### WHAT IS EXPECTED
The response must contain every line from the records below that has "durch".

(GIVEN DATA Opens)

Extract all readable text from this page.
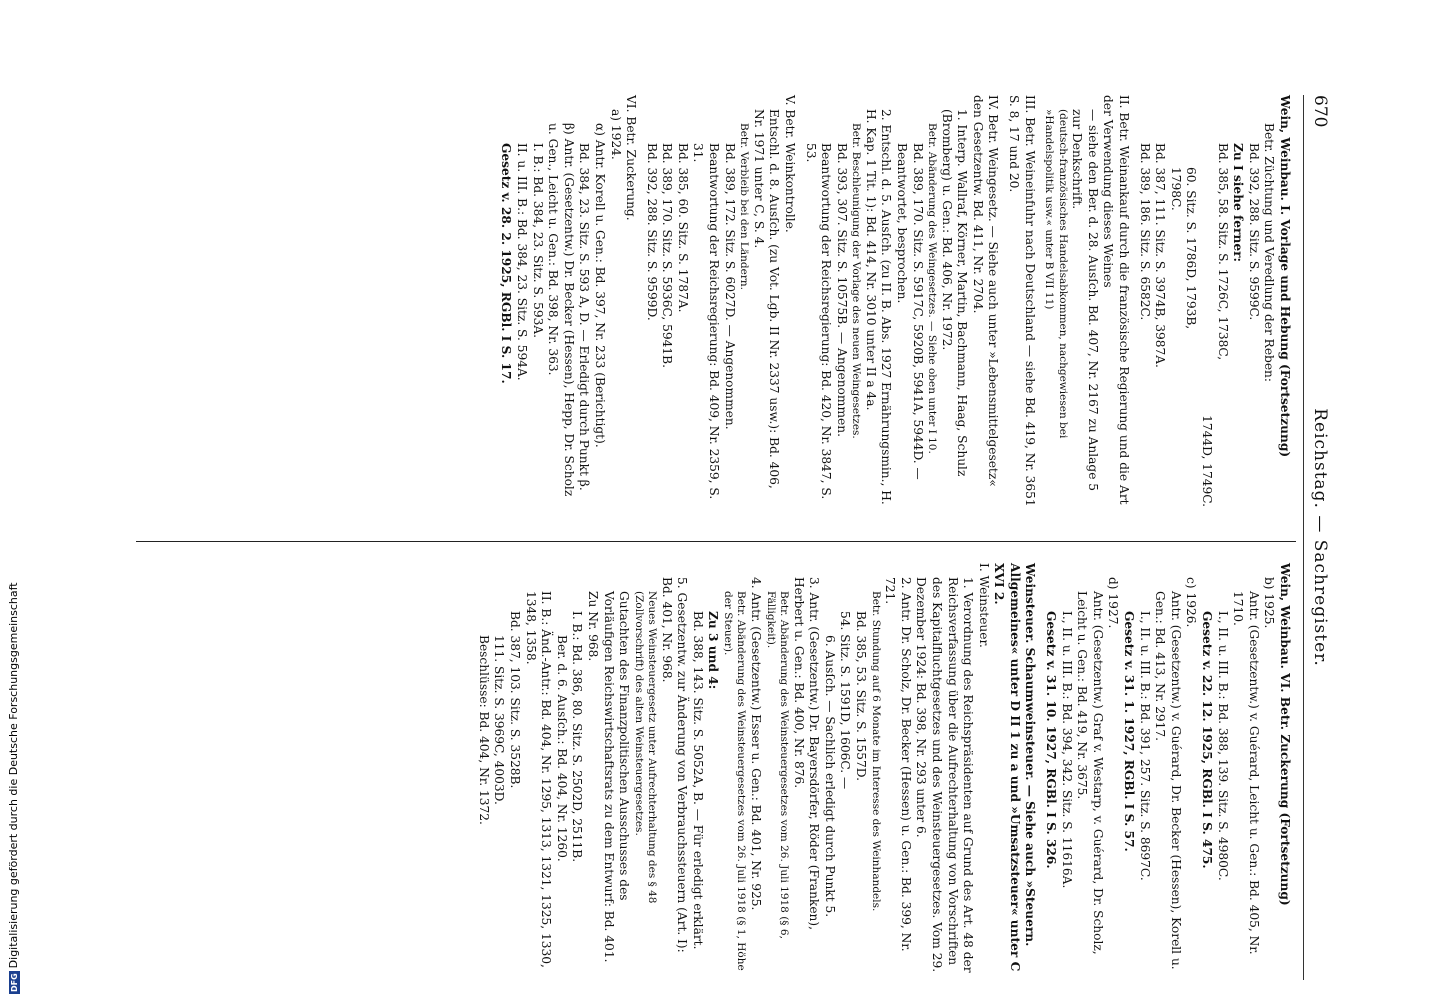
670
Reichstag. — Sachregister.
Wein, Weinbau. I. Vorlage und Hebung (Fortsetzung)
Betr. Züchtung und Veredlung der Reben:
Bd. 392, 288. Sitz. S. 9599C.
Zu I siehe ferner:
Bd. 385, 58. Sitz. S. 1726C, 1738C,
1744D, 1749C.
60. Sitz. S. 1786D, 1793B,
1798C.
Bd. 387, 111. Sitz. S. 3974B, 3987A.
Bd. 389, 186. Sitz. S. 6582C.
II. Betr. Weinankauf durch die französische Regierung und die Art der Verwendung dieses Weines
— siehe den Ber. d. 28. Ausſch. Bd. 407, Nr. 2167 zu Anlage 5 zur Denkschrift.
(deutsch-französisches Handelsabkommen, nachgewiesen bei »Handelspolitik usw.« unter B VII 11)
III. Betr. Weineinfuhr nach Deutschland — siehe Bd. 419, Nr. 3651 S. 8, 17 und 20.
IV. Betr. Weingesetz. — Siehe auch unter »Lebensmittelgesetz« den Gesetzentw. Bd. 411, Nr. 2704.
1. Interp. Wallraf, Körner, Martin, Bachmann, Haag, Schulz (Bromberg) u. Gen.: Bd. 406, Nr. 1972.
Betr. Abänderung des Weingesetzes. — Siehe oben unter I 10.
Bd. 389, 170. Sitz. S. 5917C, 5920B, 5941A, 5944D. — Beantwortet, besprochen.
2. Entschl. d. 5. Ausſch. (zu II. B. Abs. 1927 Ernährungsmin., H. H. Kap. 1 Tit. 1): Bd. 414, Nr. 3010 unter II a 4a.
Betr. Beschleunigung der Vorlage des neuen Weingesetzes.
Bd. 393, 307. Sitz. S. 10575B. — Angenommen.
Beantwortung der Reichsregierung: Bd. 420, Nr. 3847, S. 53.
V. Betr. Weinkontrolle.
Entschl. d. 8. Ausſch. (zu Vot. Lgb. II Nr. 2337 usw.): Bd. 406, Nr. 1971 unter C, S. 4.
Betr. Verbleib bei den Ländern.
Bd. 389, 172. Sitz. S. 6027D. — Angenommen.
Beantwortung der Reichsregierung: Bd. 409, Nr. 2359, S. 31.
Bd. 385, 60. Sitz. S. 1787A.
Bd. 389, 170. Sitz. S. 5936C, 5941B.
Bd. 392, 288. Sitz. S. 9599D.
VI. Betr. Zuckerung.
a) 1924.
α) Antr. Korell u. Gen.: Bd. 397, Nr. 233 (Berichtigt).
Bd. 384, 23. Sitz. S. 593 A, D. — Erledigt durch Punkt β.
β) Antr. (Gesetzentw.) Dr. Becker (Hessen), Hepp, Dr. Scholz u. Gen., Leicht u. Gen.: Bd. 398, Nr. 363.
I. B.: Bd. 384, 23. Sitz. S. 593A.
II. u. III. B.: Bd. 384, 23. Sitz. S. 594A.
Gesetz v. 28. 2. 1925, RGBl. I S. 17.
Wein, Weinbau. VI. Betr. Zuckerung (Fortsetzung)
b) 1925.
Antr. (Gesetzentw.) v. Guérard, Leicht u. Gen.: Bd. 405, Nr. 1710.
I., II. u. III. B.: Bd. 388, 139. Sitz. S. 4980C.
Gesetz v. 22. 12. 1925, RGBl. I S. 475.
c) 1926.
Antr. (Gesetzentw.) v. Guérard, Dr. Becker (Hessen), Korell u. Gen.: Bd. 413, Nr. 2917.
I., II. u. III. B.: Bd. 391, 257. Sitz. S. 8697C.
Gesetz v. 31. 1. 1927, RGBl. I S. 57.
d) 1927.
Antr. (Gesetzentw.) Graf v. Westarp, v. Guérard, Dr. Scholz, Leicht u. Gen.: Bd. 419, Nr. 3675.
I., II. u. III. B.: Bd. 394, 342. Sitz. S. 11616A.
Gesetz v. 31. 10. 1927, RGBl. I S. 326.
Weinsteuer. Schaumweinsteuer. — Siehe auch »Steuern. Allgemeines« unter D II 1 zu a und »Umsatzsteuer« unter C XVI 2.
I. Weinsteuer.
1. Verordnung des Reichspräsidenten auf Grund des Art. 48 der Reichsverfassung über die Aufrechterhaltung von Vorschriften des Kapitalfluchtgesetzes und des Weinsteuergesetzes. Vom 29. Dezember 1924: Bd. 398, Nr. 293 unter 6.
2. Antr. Dr. Scholz, Dr. Becker (Hessen) u. Gen.: Bd. 399, Nr. 721.
Betr. Stundung auf 6 Monate im Interesse des Weinhandels.
Bd. 385, 53. Sitz. S. 1557D.
54. Sitz. S. 1591D, 1606C. —
6. Ausſch. — Sachlich erledigt durch Punkt 5.
3. Antr. (Gesetzentw.) Dr. Bayersdörfer, Röder (Franken), Herbert u. Gen.: Bd. 400, Nr. 876.
Betr. Abänderung des Weinsteuergesetzes vom 26. Juli 1918 (§ 6, Fälligkeit).
4. Antr. (Gesetzentw.) Esser u. Gen.: Bd. 401, Nr. 925.
Betr. Abänderung des Weinsteuergesetzes vom 26. Juli 1918 (§ 1, Höhe der Steuer).
Zu 3 und 4:
Bd. 388, 143. Sitz. S. 5052A, B. — Für erledigt erklärt.
5. Gesetzentw. zur Änderung von Verbrauchssteuern (Art. I): Bd. 401, Nr. 968.
Neues Weinsteuergesetz unter Aufrechterhaltung des § 48 (Zollvorschrift) des alten Weinsteuergesetzes.
Gutachten des Finanzpolitischen Ausschusses des Vorläufigen Reichswirtschaftsrats zu dem Entwurf: Bd. 401. Zu Nr. 968.
I. B.: Bd. 386, 80. Sitz. S. 2502D, 2511B.
Ber. d. 6. Ausſch.: Bd. 404, Nr. 1260.
II. B.: Änd.-Antr.: Bd. 404, Nr. 1295, 1313, 1321, 1325, 1330, 1348, 1358.
Bd. 387, 103. Sitz. S. 3528B.
111. Sitz. S. 3969C, 4003D.
Beschlüsse: Bd. 404, Nr. 1372.
DFGDigitalisierung gefördert durch die Deutsche Forschungsgemeinschaft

(GIVEN DATA Closes)

### ANSWER SECTION
II. Betr. Weinankauf durch die französische Regierung und die Art der Verwendung dieses Weines
Bd. 384, 23. Sitz. S. 593 A, D. — Erledigt durch Punkt β.
6. Ausſch. — Sachlich erledigt durch Punkt 5.
DFGDigitalisierung gefördert durch die Deutsche Forschungsgemeinschaft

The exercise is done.